▶ [What to do] Extract the complete listing and repeat it word for word.

▶ [Records to use]
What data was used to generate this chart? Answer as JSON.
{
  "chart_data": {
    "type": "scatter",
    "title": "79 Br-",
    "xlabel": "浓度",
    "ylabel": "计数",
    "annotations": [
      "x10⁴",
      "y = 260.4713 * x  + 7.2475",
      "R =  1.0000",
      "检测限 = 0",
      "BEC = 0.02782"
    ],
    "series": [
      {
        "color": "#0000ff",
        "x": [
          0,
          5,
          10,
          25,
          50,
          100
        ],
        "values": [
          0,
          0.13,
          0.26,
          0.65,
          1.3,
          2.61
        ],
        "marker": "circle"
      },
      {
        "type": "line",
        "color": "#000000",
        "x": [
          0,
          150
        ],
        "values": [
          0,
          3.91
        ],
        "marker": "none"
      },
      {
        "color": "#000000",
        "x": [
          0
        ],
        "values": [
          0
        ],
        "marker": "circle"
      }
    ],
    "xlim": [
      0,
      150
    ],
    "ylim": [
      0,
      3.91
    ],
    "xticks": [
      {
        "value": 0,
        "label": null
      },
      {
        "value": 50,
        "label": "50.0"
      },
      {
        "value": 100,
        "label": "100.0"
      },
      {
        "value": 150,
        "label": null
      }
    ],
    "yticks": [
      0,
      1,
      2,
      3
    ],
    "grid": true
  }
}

▶ [Task solution]
What data was used to generate this chart? Answer as JSON.
{
  "chart_data": {
    "type": "scatter",
    "title": "79 Br-",
    "xlabel": "浓度",
    "ylabel": "计数",
    "annotations": [
      "x10⁴",
      "y = 260.4713 * x  + 7.2475",
      "R =  1.0000",
      "检测限 = 0",
      "BEC = 0.02782"
    ],
    "series": [
      {
        "color": "#0000ff",
        "x": [
          0,
          5,
          10,
          25,
          50,
          100
        ],
        "values": [
          0,
          0.13,
          0.26,
          0.65,
          1.3,
          2.61
        ],
        "marker": "circle"
      },
      {
        "type": "line",
        "color": "#000000",
        "x": [
          0,
          150
        ],
        "values": [
          0,
          3.91
        ],
        "marker": "none"
      },
      {
        "color": "#000000",
        "x": [
          0
        ],
        "values": [
          0
        ],
        "marker": "circle"
      }
    ],
    "xlim": [
      0,
      150
    ],
    "ylim": [
      0,
      3.91
    ],
    "xticks": [
      {
        "value": 0,
        "label": null
      },
      {
        "value": 50,
        "label": "50.0"
      },
      {
        "value": 100,
        "label": "100.0"
      },
      {
        "value": 150,
        "label": null
      }
    ],
    "yticks": [
      0,
      1,
      2,
      3
    ],
    "grid": true
  }
}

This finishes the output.